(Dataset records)
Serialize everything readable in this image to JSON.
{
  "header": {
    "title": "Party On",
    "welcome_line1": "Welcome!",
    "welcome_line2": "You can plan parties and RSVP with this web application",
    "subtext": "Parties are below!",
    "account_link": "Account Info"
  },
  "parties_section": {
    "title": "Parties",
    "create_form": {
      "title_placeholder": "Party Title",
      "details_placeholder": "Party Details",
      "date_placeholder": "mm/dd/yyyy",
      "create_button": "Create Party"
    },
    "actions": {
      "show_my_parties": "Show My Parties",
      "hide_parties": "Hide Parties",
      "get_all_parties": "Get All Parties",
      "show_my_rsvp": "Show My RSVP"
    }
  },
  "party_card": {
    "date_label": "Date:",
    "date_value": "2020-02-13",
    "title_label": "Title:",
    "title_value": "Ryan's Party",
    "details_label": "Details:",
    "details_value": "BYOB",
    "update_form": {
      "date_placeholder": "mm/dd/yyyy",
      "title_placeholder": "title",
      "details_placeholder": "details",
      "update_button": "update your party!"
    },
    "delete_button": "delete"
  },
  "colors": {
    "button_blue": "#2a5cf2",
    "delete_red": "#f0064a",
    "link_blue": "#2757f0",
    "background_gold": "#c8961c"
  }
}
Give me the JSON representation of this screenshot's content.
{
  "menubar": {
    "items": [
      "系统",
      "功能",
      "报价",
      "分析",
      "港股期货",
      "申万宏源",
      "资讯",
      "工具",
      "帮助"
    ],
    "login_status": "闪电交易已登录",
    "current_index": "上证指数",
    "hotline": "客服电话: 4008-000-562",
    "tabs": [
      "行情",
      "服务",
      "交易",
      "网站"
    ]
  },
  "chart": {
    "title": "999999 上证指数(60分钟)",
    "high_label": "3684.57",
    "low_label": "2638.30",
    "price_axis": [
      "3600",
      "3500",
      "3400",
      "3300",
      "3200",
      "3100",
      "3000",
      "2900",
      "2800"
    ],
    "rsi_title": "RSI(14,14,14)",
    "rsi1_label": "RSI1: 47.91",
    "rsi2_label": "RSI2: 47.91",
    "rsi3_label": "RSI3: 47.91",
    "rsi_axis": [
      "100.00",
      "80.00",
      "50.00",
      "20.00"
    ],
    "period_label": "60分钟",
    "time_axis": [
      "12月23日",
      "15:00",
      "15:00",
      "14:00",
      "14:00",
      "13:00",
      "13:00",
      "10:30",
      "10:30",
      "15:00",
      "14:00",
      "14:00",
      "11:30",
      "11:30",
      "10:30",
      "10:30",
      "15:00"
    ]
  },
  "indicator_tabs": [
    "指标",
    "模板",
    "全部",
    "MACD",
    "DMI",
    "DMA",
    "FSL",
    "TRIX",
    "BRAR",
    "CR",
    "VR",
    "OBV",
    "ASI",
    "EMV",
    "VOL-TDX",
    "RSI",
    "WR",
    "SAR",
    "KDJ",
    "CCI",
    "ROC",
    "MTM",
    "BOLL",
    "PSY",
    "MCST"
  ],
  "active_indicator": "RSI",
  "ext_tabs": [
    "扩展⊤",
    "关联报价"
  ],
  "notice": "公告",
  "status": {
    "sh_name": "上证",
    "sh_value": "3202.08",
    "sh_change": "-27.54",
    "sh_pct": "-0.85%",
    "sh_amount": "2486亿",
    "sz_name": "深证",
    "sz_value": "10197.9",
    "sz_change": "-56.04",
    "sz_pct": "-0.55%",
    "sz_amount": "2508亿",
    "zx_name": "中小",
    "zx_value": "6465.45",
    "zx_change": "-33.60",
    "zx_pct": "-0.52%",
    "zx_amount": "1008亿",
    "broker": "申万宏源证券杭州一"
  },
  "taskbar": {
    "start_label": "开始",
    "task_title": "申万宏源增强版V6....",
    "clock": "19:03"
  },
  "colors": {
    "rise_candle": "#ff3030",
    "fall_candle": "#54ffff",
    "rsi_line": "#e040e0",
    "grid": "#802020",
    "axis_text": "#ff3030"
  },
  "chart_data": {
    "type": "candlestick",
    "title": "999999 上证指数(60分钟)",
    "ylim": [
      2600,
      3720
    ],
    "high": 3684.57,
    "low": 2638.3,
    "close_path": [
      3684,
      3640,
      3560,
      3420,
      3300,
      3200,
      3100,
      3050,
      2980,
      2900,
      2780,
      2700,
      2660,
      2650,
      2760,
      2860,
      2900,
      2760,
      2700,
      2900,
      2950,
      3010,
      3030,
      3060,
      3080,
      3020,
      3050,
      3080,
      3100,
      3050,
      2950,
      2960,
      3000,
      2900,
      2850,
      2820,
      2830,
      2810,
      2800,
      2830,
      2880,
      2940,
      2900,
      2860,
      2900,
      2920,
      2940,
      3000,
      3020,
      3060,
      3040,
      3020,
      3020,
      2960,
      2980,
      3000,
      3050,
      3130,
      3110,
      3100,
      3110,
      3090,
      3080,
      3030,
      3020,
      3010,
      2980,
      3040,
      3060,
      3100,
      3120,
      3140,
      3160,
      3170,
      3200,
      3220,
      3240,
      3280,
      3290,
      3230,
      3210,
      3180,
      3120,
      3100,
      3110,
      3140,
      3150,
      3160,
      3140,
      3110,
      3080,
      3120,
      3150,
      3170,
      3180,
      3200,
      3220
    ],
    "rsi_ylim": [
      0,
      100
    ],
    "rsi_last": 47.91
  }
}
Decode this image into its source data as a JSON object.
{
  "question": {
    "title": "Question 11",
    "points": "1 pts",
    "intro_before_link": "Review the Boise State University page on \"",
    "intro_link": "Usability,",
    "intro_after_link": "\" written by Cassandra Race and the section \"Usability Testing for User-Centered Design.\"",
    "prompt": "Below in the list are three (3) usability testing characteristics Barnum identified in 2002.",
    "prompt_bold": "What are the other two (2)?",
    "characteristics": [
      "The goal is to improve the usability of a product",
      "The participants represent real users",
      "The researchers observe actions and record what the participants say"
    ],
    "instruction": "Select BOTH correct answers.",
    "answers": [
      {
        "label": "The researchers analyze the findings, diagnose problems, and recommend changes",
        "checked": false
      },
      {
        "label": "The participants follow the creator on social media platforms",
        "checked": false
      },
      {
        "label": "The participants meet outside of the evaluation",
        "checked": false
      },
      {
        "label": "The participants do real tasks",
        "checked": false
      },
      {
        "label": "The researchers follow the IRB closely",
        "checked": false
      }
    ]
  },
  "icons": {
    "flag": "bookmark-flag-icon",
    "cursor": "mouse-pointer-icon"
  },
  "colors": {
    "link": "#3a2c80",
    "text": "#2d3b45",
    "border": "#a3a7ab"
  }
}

__Required work__. Print the whole listing again, exactly.

__Completed task__.
Serialize everything readable in this image to JSON.
{
  "header": {
    "title": "Party On",
    "welcome_line1": "Welcome!",
    "welcome_line2": "You can plan parties and RSVP with this web application",
    "subtext": "Parties are below!",
    "account_link": "Account Info"
  },
  "parties_section": {
    "title": "Parties",
    "create_form": {
      "title_placeholder": "Party Title",
      "details_placeholder": "Party Details",
      "date_placeholder": "mm/dd/yyyy",
      "create_button": "Create Party"
    },
    "actions": {
      "show_my_parties": "Show My Parties",
      "hide_parties": "Hide Parties",
      "get_all_parties": "Get All Parties",
      "show_my_rsvp": "Show My RSVP"
    }
  },
  "party_card": {
    "date_label": "Date:",
    "date_value": "2020-02-13",
    "title_label": "Title:",
    "title_value": "Ryan's Party",
    "details_label": "Details:",
    "details_value": "BYOB",
    "update_form": {
      "date_placeholder": "mm/dd/yyyy",
      "title_placeholder": "title",
      "details_placeholder": "details",
      "update_button": "update your party!"
    },
    "delete_button": "delete"
  },
  "colors": {
    "button_blue": "#2a5cf2",
    "delete_red": "#f0064a",
    "link_blue": "#2757f0",
    "background_gold": "#c8961c"
  }
}
Give me the JSON representation of this screenshot's content.
{
  "menubar": {
    "items": [
      "系统",
      "功能",
      "报价",
      "分析",
      "港股期货",
      "申万宏源",
      "资讯",
      "工具",
      "帮助"
    ],
    "login_status": "闪电交易已登录",
    "current_index": "上证指数",
    "hotline": "客服电话: 4008-000-562",
    "tabs": [
      "行情",
      "服务",
      "交易",
      "网站"
    ]
  },
  "chart": {
    "title": "999999 上证指数(60分钟)",
    "high_label": "3684.57",
    "low_label": "2638.30",
    "price_axis": [
      "3600",
      "3500",
      "3400",
      "3300",
      "3200",
      "3100",
      "3000",
      "2900",
      "2800"
    ],
    "rsi_title": "RSI(14,14,14)",
    "rsi1_label": "RSI1: 47.91",
    "rsi2_label": "RSI2: 47.91",
    "rsi3_label": "RSI3: 47.91",
    "rsi_axis": [
      "100.00",
      "80.00",
      "50.00",
      "20.00"
    ],
    "period_label": "60分钟",
    "time_axis": [
      "12月23日",
      "15:00",
      "15:00",
      "14:00",
      "14:00",
      "13:00",
      "13:00",
      "10:30",
      "10:30",
      "15:00",
      "14:00",
      "14:00",
      "11:30",
      "11:30",
      "10:30",
      "10:30",
      "15:00"
    ]
  },
  "indicator_tabs": [
    "指标",
    "模板",
    "全部",
    "MACD",
    "DMI",
    "DMA",
    "FSL",
    "TRIX",
    "BRAR",
    "CR",
    "VR",
    "OBV",
    "ASI",
    "EMV",
    "VOL-TDX",
    "RSI",
    "WR",
    "SAR",
    "KDJ",
    "CCI",
    "ROC",
    "MTM",
    "BOLL",
    "PSY",
    "MCST"
  ],
  "active_indicator": "RSI",
  "ext_tabs": [
    "扩展⊤",
    "关联报价"
  ],
  "notice": "公告",
  "status": {
    "sh_name": "上证",
    "sh_value": "3202.08",
    "sh_change": "-27.54",
    "sh_pct": "-0.85%",
    "sh_amount": "2486亿",
    "sz_name": "深证",
    "sz_value": "10197.9",
    "sz_change": "-56.04",
    "sz_pct": "-0.55%",
    "sz_amount": "2508亿",
    "zx_name": "中小",
    "zx_value": "6465.45",
    "zx_change": "-33.60",
    "zx_pct": "-0.52%",
    "zx_amount": "1008亿",
    "broker": "申万宏源证券杭州一"
  },
  "taskbar": {
    "start_label": "开始",
    "task_title": "申万宏源增强版V6....",
    "clock": "19:03"
  },
  "colors": {
    "rise_candle": "#ff3030",
    "fall_candle": "#54ffff",
    "rsi_line": "#e040e0",
    "grid": "#802020",
    "axis_text": "#ff3030"
  },
  "chart_data": {
    "type": "candlestick",
    "title": "999999 上证指数(60分钟)",
    "ylim": [
      2600,
      3720
    ],
    "high": 3684.57,
    "low": 2638.3,
    "close_path": [
      3684,
      3640,
      3560,
      3420,
      3300,
      3200,
      3100,
      3050,
      2980,
      2900,
      2780,
      2700,
      2660,
      2650,
      2760,
      2860,
      2900,
      2760,
      2700,
      2900,
      2950,
      3010,
      3030,
      3060,
      3080,
      3020,
      3050,
      3080,
      3100,
      3050,
      2950,
      2960,
      3000,
      2900,
      2850,
      2820,
      2830,
      2810,
      2800,
      2830,
      2880,
      2940,
      2900,
      2860,
      2900,
      2920,
      2940,
      3000,
      3020,
      3060,
      3040,
      3020,
      3020,
      2960,
      2980,
      3000,
      3050,
      3130,
      3110,
      3100,
      3110,
      3090,
      3080,
      3030,
      3020,
      3010,
      2980,
      3040,
      3060,
      3100,
      3120,
      3140,
      3160,
      3170,
      3200,
      3220,
      3240,
      3280,
      3290,
      3230,
      3210,
      3180,
      3120,
      3100,
      3110,
      3140,
      3150,
      3160,
      3140,
      3110,
      3080,
      3120,
      3150,
      3170,
      3180,
      3200,
      3220
    ],
    "rsi_ylim": [
      0,
      100
    ],
    "rsi_last": 47.91
  }
}
Decode this image into its source data as a JSON object.
{
  "question": {
    "title": "Question 11",
    "points": "1 pts",
    "intro_before_link": "Review the Boise State University page on \"",
    "intro_link": "Usability,",
    "intro_after_link": "\" written by Cassandra Race and the section \"Usability Testing for User-Centered Design.\"",
    "prompt": "Below in the list are three (3) usability testing characteristics Barnum identified in 2002.",
    "prompt_bold": "What are the other two (2)?",
    "characteristics": [
      "The goal is to improve the usability of a product",
      "The participants represent real users",
      "The researchers observe actions and record what the participants say"
    ],
    "instruction": "Select BOTH correct answers.",
    "answers": [
      {
        "label": "The researchers analyze the findings, diagnose problems, and recommend changes",
        "checked": false
      },
      {
        "label": "The participants follow the creator on social media platforms",
        "checked": false
      },
      {
        "label": "The participants meet outside of the evaluation",
        "checked": false
      },
      {
        "label": "The participants do real tasks",
        "checked": false
      },
      {
        "label": "The researchers follow the IRB closely",
        "checked": false
      }
    ]
  },
  "icons": {
    "flag": "bookmark-flag-icon",
    "cursor": "mouse-pointer-icon"
  },
  "colors": {
    "link": "#3a2c80",
    "text": "#2d3b45",
    "border": "#a3a7ab"
  }
}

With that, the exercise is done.